─── Rows
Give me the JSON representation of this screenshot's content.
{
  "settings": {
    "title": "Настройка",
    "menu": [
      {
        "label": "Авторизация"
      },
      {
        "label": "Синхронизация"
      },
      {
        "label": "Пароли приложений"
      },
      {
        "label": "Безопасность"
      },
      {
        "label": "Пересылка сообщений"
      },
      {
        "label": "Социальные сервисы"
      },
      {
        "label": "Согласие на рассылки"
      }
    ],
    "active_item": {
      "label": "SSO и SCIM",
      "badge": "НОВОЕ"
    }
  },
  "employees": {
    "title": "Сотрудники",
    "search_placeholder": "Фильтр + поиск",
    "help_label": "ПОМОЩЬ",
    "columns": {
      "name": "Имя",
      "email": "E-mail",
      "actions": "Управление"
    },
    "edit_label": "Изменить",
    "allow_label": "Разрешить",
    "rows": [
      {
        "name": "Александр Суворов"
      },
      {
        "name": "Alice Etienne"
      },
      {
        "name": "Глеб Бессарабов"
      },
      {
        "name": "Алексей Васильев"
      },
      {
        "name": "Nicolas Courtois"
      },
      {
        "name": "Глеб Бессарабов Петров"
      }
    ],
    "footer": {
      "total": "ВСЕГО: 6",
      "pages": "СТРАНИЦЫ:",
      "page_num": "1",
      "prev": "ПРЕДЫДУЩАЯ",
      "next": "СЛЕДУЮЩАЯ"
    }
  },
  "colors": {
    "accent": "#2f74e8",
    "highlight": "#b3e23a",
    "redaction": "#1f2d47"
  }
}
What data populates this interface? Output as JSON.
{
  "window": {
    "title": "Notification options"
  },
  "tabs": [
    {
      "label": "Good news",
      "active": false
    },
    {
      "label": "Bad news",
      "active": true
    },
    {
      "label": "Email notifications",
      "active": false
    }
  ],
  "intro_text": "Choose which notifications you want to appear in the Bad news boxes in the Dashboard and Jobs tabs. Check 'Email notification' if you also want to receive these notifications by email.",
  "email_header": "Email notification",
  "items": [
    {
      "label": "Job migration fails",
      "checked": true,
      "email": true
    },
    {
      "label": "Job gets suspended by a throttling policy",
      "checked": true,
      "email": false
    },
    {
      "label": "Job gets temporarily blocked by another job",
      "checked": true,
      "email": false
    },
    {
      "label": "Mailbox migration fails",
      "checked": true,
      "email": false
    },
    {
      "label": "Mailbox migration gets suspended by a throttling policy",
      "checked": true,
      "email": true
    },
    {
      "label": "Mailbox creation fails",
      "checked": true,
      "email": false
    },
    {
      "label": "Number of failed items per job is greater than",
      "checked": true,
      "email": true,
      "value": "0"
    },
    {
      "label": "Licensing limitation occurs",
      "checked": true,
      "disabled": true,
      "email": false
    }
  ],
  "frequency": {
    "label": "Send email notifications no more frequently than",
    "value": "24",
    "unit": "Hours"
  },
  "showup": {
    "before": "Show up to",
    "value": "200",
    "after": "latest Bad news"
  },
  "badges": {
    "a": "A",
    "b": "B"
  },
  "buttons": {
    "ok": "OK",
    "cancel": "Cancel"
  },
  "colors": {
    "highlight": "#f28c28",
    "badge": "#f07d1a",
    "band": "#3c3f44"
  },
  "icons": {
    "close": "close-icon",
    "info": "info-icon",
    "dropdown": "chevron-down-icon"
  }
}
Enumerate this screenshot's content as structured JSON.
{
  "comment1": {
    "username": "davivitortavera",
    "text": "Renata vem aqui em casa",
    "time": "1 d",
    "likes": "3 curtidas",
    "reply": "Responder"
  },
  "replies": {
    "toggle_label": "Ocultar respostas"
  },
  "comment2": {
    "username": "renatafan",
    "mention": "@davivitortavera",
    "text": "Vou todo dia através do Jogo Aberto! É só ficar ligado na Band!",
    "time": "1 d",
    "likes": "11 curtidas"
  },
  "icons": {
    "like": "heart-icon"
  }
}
──────
▶ _Task statement_: Where a line holds the string "highlight", copy that line.

▶ _Final answer_:
    "highlight": "#b3e23a",
    "highlight": "#f28c28",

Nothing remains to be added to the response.